> **Exercise brief**
Identify all lines in the data containing the string "JSON". Copy them out.

> **Material for this exercise**

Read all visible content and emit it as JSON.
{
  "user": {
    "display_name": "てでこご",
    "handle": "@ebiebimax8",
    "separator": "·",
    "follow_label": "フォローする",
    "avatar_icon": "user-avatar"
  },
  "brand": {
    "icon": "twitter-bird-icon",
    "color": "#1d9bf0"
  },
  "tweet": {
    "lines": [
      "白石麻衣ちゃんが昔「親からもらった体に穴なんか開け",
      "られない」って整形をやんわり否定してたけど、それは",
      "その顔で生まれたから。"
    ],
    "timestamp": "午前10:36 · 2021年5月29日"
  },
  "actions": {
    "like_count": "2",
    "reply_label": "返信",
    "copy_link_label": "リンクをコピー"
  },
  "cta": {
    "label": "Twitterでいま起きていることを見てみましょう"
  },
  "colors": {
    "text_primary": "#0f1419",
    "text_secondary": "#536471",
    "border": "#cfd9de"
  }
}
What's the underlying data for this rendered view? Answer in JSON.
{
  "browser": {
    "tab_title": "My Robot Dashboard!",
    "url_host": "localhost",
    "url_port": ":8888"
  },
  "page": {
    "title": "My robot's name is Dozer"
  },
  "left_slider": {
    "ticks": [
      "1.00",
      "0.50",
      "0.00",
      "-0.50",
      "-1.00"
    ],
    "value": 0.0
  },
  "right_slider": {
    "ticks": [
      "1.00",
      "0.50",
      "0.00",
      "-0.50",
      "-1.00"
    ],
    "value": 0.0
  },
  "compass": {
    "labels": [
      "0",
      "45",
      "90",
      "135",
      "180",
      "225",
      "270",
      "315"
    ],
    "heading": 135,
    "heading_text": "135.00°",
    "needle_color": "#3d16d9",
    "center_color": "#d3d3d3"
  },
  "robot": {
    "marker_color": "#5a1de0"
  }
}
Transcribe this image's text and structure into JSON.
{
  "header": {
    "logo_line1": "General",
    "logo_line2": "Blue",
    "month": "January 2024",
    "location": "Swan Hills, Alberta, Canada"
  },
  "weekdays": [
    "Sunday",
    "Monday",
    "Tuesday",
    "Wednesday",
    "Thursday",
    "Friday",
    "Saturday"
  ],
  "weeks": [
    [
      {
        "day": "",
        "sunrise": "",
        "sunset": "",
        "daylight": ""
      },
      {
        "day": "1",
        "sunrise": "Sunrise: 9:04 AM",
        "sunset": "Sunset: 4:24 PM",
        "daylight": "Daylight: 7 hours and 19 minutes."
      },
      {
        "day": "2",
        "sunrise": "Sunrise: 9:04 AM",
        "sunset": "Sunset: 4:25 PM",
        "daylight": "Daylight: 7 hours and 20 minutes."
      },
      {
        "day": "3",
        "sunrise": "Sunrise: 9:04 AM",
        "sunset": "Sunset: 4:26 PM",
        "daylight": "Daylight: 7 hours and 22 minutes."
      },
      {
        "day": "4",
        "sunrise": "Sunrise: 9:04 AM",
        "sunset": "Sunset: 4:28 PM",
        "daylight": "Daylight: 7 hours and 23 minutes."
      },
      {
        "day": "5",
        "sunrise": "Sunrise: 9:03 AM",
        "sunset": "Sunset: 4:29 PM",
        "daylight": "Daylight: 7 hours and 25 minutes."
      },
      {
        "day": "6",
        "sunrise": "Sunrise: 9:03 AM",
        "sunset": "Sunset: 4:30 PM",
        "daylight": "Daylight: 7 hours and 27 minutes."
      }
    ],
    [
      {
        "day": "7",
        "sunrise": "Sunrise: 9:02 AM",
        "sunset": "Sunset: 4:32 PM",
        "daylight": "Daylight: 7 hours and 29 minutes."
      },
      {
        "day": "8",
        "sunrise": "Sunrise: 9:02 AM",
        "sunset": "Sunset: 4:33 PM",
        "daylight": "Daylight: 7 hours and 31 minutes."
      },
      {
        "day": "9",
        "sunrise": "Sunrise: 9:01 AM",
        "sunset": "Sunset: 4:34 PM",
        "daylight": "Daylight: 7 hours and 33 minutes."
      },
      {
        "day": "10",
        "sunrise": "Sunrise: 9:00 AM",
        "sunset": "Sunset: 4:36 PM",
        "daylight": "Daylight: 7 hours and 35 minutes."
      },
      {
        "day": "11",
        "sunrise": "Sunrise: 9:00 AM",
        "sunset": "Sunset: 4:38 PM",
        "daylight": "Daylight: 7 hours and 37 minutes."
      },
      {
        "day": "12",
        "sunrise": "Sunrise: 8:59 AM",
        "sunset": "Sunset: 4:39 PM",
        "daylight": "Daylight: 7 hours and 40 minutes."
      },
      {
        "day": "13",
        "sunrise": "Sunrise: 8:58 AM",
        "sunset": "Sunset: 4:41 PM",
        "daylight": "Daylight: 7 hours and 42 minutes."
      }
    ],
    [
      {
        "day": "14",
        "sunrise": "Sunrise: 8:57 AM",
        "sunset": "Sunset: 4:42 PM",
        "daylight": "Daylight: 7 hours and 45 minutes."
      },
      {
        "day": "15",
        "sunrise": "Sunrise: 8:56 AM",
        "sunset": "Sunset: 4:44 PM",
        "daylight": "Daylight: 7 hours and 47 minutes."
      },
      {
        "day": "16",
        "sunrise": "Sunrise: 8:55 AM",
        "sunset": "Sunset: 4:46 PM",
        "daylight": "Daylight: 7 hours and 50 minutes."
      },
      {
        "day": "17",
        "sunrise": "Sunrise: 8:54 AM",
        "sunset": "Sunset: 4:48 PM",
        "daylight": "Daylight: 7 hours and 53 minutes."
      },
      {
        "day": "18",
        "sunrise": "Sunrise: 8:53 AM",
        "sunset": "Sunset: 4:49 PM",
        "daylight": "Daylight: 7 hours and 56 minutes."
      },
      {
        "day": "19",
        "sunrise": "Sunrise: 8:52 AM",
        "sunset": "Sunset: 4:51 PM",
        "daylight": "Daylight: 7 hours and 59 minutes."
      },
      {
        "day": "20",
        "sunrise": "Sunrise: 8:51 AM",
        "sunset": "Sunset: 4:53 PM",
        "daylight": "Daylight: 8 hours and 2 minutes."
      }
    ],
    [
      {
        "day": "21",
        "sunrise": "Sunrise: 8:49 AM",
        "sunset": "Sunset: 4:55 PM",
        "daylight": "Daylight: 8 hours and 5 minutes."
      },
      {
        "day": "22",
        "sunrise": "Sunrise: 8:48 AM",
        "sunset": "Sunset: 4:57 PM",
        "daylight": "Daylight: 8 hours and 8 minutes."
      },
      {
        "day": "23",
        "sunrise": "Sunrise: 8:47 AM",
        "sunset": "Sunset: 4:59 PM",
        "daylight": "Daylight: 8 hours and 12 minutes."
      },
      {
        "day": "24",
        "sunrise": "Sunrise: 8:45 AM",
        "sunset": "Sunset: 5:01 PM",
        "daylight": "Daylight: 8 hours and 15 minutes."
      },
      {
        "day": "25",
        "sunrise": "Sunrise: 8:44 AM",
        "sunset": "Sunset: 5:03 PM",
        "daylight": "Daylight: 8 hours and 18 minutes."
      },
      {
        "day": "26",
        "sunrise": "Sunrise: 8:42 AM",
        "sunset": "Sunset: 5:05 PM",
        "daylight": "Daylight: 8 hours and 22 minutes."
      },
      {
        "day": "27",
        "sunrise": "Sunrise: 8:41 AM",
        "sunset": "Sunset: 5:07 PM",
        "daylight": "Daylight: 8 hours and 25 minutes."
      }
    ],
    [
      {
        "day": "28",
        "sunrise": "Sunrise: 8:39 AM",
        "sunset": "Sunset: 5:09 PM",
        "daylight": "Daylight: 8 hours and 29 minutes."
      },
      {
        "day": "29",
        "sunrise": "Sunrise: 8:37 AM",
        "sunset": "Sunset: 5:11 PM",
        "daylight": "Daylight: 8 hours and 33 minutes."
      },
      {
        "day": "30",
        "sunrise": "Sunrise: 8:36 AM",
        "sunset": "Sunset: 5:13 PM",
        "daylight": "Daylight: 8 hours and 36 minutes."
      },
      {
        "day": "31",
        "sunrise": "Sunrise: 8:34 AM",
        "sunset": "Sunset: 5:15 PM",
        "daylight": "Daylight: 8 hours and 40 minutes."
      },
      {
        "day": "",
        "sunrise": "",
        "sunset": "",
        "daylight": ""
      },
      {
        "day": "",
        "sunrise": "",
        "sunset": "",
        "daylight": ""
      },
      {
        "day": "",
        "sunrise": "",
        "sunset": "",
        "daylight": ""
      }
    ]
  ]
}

> **Correct response**
Read all visible content and emit it as JSON.
What's the underlying data for this rendered view? Answer in JSON.
Transcribe this image's text and structure into JSON.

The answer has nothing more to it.